Data listing:
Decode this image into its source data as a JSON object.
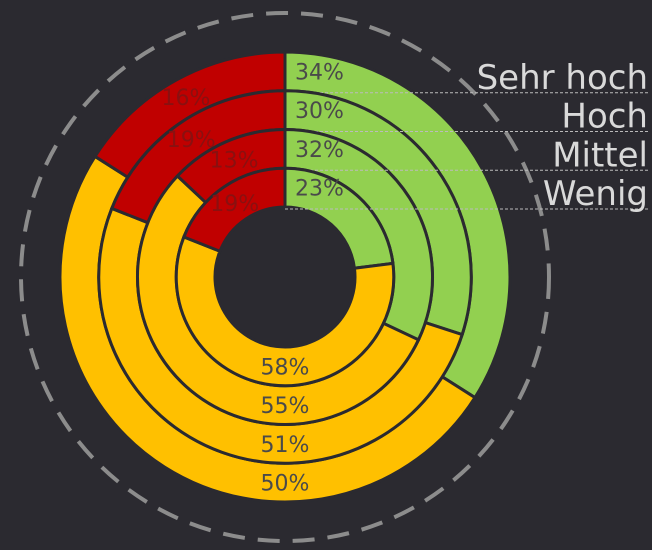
{
  "chart_data": {
    "type": "donut",
    "colors": [
      "#92d050",
      "#ffc000",
      "#c00000"
    ],
    "series": [
      {
        "name": "Sehr hoch",
        "values": [
          34,
          50,
          16
        ],
        "value_labels": [
          "34%",
          "50%",
          "16%"
        ]
      },
      {
        "name": "Hoch",
        "values": [
          30,
          51,
          19
        ],
        "value_labels": [
          "30%",
          "51%",
          "19%"
        ]
      },
      {
        "name": "Mittel",
        "values": [
          32,
          55,
          13
        ],
        "value_labels": [
          "32%",
          "55%",
          "13%"
        ]
      },
      {
        "name": "Wenig",
        "values": [
          23,
          58,
          19
        ],
        "value_labels": [
          "23%",
          "58%",
          "19%"
        ]
      }
    ]
  }
}
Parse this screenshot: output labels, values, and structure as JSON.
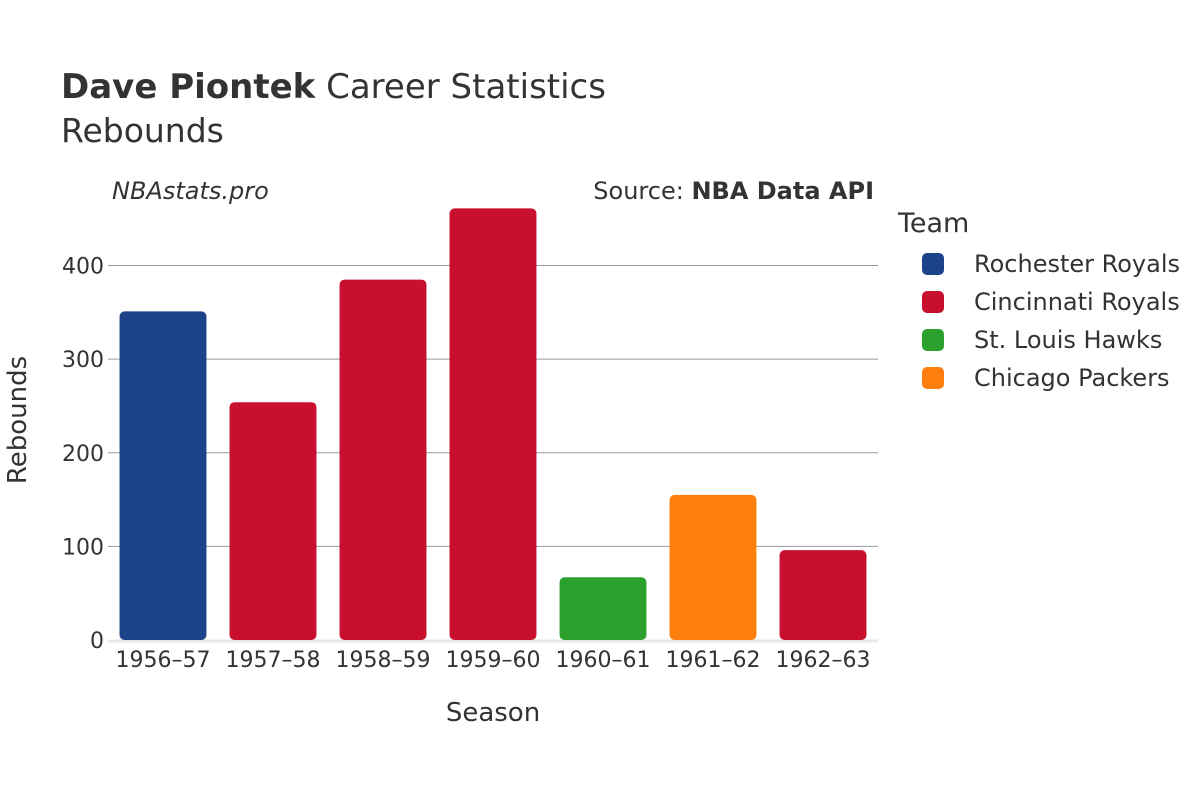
{
  "header": {
    "player": "Dave Piontek",
    "title_rest": "Career Statistics",
    "subtitle": "Rebounds",
    "brand": "NBAstats.pro",
    "source_prefix": "Source: ",
    "source_name": "NBA Data API"
  },
  "legend": {
    "title": "Team",
    "items": [
      {
        "label": "Rochester Royals",
        "color": "#1c4289"
      },
      {
        "label": "Cincinnati Royals",
        "color": "#c8102e"
      },
      {
        "label": "St. Louis Hawks",
        "color": "#2ca02c"
      },
      {
        "label": "Chicago Packers",
        "color": "#ff7f0e"
      }
    ]
  },
  "chart_data": {
    "type": "bar",
    "title": "Dave Piontek Career Statistics",
    "subtitle": "Rebounds",
    "xlabel": "Season",
    "ylabel": "Rebounds",
    "ylim": [
      0,
      470
    ],
    "yticks": [
      0,
      100,
      200,
      300,
      400
    ],
    "grid": true,
    "categories": [
      "1956–57",
      "1957–58",
      "1958–59",
      "1959–60",
      "1960–61",
      "1961–62",
      "1962–63"
    ],
    "values": [
      351,
      254,
      385,
      461,
      67,
      155,
      96
    ],
    "teams": [
      "Rochester Royals",
      "Cincinnati Royals",
      "Cincinnati Royals",
      "Cincinnati Royals",
      "St. Louis Hawks",
      "Chicago Packers",
      "Cincinnati Royals"
    ],
    "colors": [
      "#1c4289",
      "#c8102e",
      "#c8102e",
      "#c8102e",
      "#2ca02c",
      "#ff7f0e",
      "#c8102e"
    ],
    "legend_position": "right"
  }
}
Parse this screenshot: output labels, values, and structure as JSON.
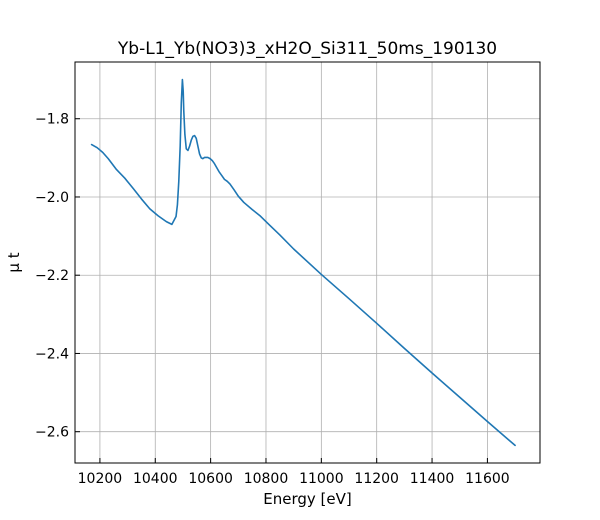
{
  "chart_data": {
    "type": "line",
    "title": "Yb-L1_Yb(NO3)3_xH2O_Si311_50ms_190130",
    "xlabel": "Energy [eV]",
    "ylabel": "μ t",
    "xlim": [
      10110,
      11790
    ],
    "ylim": [
      -2.68,
      -1.655
    ],
    "xticks": [
      10200,
      10400,
      10600,
      10800,
      11000,
      11200,
      11400,
      11600
    ],
    "xtick_labels": [
      "10200",
      "10400",
      "10600",
      "10800",
      "11000",
      "11200",
      "11400",
      "11600"
    ],
    "yticks": [
      -1.8,
      -2.0,
      -2.2,
      -2.4,
      -2.6
    ],
    "ytick_labels": [
      "−1.8",
      "−2.0",
      "−2.2",
      "−2.4",
      "−2.6"
    ],
    "grid": true,
    "line_color": "#1f77b4",
    "series": [
      {
        "x": [
          10170,
          10190,
          10210,
          10230,
          10260,
          10290,
          10320,
          10350,
          10380,
          10410,
          10440,
          10460,
          10475,
          10480,
          10485,
          10490,
          10494,
          10498,
          10501,
          10503,
          10507,
          10512,
          10518,
          10524,
          10530,
          10536,
          10542,
          10548,
          10554,
          10560,
          10566,
          10572,
          10578,
          10584,
          10590,
          10598,
          10606,
          10614,
          10622,
          10630,
          10640,
          10650,
          10660,
          10670,
          10685,
          10700,
          10720,
          10750,
          10780,
          10810,
          10850,
          10900,
          11000,
          11100,
          11200,
          11300,
          11400,
          11500,
          11600,
          11700
        ],
        "y": [
          -1.866,
          -1.874,
          -1.886,
          -1.902,
          -1.93,
          -1.952,
          -1.978,
          -2.005,
          -2.03,
          -2.048,
          -2.063,
          -2.07,
          -2.05,
          -2.02,
          -1.96,
          -1.87,
          -1.76,
          -1.7,
          -1.73,
          -1.78,
          -1.84,
          -1.877,
          -1.881,
          -1.87,
          -1.855,
          -1.845,
          -1.843,
          -1.85,
          -1.87,
          -1.89,
          -1.9,
          -1.902,
          -1.899,
          -1.899,
          -1.899,
          -1.902,
          -1.907,
          -1.915,
          -1.925,
          -1.935,
          -1.945,
          -1.955,
          -1.96,
          -1.967,
          -1.982,
          -1.998,
          -2.014,
          -2.032,
          -2.049,
          -2.07,
          -2.097,
          -2.133,
          -2.198,
          -2.26,
          -2.323,
          -2.387,
          -2.45,
          -2.512,
          -2.574,
          -2.635
        ]
      }
    ]
  }
}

Given problem: From the entries above, list each line with "Rochester" in it.

Solved exercise:
        "label": "Rochester Royals",
      "Rochester Royals",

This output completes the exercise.